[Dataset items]
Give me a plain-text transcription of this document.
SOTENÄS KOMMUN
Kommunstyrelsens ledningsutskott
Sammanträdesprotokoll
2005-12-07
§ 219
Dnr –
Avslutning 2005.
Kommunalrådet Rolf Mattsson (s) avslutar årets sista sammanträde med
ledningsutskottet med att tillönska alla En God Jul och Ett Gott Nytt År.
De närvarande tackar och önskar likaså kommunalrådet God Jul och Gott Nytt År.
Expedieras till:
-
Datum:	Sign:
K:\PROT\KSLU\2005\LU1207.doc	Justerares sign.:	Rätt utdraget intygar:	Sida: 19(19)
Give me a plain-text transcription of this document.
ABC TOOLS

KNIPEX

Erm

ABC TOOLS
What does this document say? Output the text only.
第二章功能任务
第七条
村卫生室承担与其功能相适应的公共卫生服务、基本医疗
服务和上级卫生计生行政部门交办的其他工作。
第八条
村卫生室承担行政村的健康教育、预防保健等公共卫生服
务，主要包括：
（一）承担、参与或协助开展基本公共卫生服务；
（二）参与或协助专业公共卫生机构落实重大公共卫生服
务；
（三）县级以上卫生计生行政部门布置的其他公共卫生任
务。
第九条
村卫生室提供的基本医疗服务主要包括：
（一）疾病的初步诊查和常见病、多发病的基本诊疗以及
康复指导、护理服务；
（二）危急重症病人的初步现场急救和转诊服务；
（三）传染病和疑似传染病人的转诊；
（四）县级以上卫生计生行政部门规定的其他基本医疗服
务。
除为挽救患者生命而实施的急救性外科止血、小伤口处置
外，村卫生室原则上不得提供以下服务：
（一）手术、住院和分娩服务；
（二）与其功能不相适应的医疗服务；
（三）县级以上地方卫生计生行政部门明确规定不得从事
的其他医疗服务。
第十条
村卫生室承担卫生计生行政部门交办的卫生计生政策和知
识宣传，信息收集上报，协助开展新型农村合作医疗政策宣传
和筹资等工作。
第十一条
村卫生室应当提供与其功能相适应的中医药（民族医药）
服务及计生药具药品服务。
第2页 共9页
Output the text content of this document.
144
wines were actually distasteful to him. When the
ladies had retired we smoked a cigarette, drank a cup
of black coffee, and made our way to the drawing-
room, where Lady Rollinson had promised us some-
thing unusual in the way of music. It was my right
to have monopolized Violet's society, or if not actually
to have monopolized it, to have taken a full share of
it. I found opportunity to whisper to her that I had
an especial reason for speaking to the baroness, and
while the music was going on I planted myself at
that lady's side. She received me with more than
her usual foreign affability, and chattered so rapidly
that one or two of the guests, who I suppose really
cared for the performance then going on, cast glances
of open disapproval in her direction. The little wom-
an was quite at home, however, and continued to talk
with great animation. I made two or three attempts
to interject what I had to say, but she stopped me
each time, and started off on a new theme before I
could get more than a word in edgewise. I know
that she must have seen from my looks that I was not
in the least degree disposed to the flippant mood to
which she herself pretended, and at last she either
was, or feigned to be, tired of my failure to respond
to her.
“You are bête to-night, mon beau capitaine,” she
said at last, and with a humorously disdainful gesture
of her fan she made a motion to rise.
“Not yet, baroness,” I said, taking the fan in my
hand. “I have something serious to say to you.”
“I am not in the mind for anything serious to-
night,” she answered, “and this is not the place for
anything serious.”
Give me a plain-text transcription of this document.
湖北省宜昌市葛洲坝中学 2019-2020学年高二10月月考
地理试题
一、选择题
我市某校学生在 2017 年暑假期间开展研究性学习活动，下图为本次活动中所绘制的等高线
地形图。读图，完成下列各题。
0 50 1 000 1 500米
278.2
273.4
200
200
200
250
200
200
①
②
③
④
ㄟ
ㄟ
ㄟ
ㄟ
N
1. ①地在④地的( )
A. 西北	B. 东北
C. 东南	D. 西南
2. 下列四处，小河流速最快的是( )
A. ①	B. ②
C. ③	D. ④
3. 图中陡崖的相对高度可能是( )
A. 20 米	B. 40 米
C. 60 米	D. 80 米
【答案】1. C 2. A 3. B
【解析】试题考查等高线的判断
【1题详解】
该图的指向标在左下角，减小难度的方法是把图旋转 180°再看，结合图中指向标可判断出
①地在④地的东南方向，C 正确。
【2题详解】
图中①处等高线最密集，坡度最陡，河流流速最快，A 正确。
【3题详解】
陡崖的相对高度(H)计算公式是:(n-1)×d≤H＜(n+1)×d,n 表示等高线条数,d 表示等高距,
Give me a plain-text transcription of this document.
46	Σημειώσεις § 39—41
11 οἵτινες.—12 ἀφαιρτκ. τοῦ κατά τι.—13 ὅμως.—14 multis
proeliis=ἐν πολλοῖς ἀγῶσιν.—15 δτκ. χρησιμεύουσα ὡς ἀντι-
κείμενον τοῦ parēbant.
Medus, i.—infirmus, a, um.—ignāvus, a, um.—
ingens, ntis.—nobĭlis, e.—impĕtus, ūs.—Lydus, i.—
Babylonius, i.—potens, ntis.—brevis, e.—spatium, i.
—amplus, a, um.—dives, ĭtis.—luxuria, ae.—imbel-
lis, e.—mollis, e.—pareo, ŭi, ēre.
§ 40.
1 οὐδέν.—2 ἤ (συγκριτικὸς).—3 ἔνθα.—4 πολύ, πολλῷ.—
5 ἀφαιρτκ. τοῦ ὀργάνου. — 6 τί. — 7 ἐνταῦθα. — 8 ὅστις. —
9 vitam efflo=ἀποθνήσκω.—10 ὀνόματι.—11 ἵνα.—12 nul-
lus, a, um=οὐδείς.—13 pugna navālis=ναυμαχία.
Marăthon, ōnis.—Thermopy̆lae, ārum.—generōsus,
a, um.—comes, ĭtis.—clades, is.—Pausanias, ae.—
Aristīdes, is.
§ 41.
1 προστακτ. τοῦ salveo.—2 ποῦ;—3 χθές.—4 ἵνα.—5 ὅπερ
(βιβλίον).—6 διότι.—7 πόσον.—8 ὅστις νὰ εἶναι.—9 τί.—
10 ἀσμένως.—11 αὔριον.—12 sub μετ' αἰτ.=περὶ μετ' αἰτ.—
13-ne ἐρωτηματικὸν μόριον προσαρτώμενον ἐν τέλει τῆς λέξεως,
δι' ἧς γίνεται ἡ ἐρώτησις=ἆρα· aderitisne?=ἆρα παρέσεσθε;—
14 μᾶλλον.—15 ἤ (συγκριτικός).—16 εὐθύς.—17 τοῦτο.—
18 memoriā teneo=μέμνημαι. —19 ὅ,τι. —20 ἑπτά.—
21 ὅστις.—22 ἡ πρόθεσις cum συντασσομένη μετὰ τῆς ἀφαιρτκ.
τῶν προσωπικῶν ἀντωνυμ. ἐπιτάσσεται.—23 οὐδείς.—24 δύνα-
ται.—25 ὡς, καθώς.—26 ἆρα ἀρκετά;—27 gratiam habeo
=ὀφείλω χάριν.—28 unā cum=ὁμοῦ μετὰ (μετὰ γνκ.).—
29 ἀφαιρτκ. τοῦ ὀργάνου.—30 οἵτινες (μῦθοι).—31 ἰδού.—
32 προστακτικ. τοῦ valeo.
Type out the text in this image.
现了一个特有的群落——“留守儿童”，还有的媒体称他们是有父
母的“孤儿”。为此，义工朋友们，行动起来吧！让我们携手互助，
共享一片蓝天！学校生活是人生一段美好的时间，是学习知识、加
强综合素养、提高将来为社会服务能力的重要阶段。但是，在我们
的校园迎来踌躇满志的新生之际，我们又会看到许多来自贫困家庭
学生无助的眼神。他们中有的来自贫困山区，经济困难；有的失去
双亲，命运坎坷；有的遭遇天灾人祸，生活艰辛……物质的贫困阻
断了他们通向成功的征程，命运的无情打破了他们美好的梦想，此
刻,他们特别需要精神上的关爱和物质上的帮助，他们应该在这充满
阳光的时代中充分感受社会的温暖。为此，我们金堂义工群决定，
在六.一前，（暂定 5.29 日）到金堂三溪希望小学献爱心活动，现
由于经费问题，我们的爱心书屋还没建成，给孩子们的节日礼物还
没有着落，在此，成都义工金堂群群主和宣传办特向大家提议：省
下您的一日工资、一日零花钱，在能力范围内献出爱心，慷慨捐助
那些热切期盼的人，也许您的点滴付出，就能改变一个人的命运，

- [What the task asks]: Return every line above that contains the word "than".

- [Task solution]:
that lady's side. She received me with more than
could get more than a word in edgewise. I know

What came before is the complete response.